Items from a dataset
—————
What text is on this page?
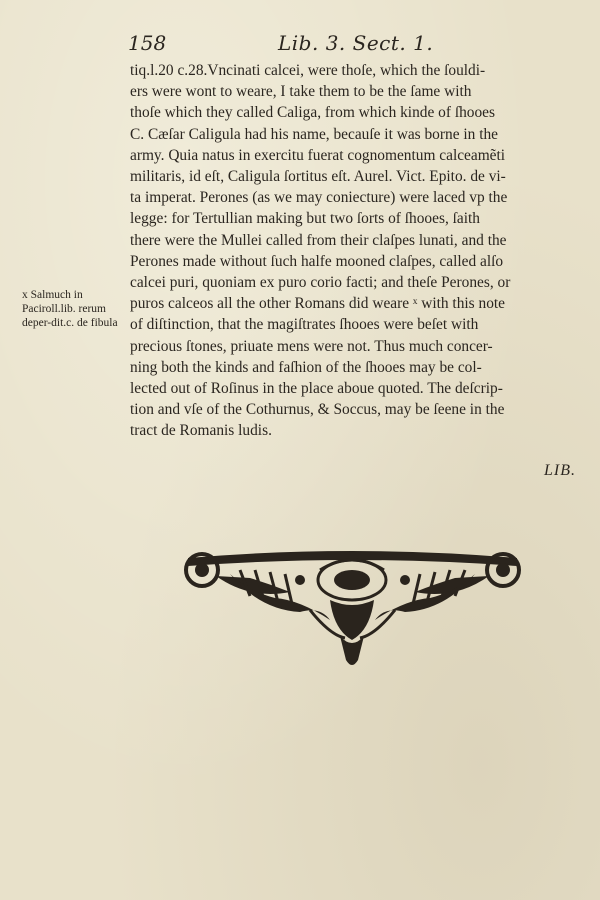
158	Lib. 3. Sect. 1.
tiq.l.20 c.28.Vncinati calcei, were thoſe, which the ſouldi-
ers were wont to weare, I take them to be the ſame with
thoſe which they called Caliga, from which kinde of ſhooes
C. Cæſar Caligula had his name, becauſe it was borne in the
army. Quia natus in exercitu fuerat cognomentum calceamẽti
militaris, id eſt, Caligula ſortitus eſt. Aurel. Vict. Epito. de vi-
ta imperat. Perones (as we may coniecture) were laced vp the
legge: for Tertullian making but two ſorts of ſhooes, ſaith
there were the Mullei called from their claſpes lunati, and the
Perones made without ſuch halfe mooned claſpes, called alſo
calcei puri, quoniam ex puro corio facti; and theſe Perones, or
puros calceos all the other Romans did weare ˣ with this note
of diſtinction, that the magiſtrates ſhooes were beſet with
precious ſtones, priuate mens were not. Thus much concer-
ning both the kinds and faſhion of the ſhooes may be col-
lected out of Roſinus in the place aboue quoted. The deſcrip-
tion and vſe of the Cothurnus, & Soccus, may be ſeene in the
tract de Romanis ludis.
x Salmuch in Paciroll.lib. rerum deper-dit.c. de fibula
LIB.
—————
Work through the listing above and report how many lines include the string "called", with no other text.

◆ Written solution: 3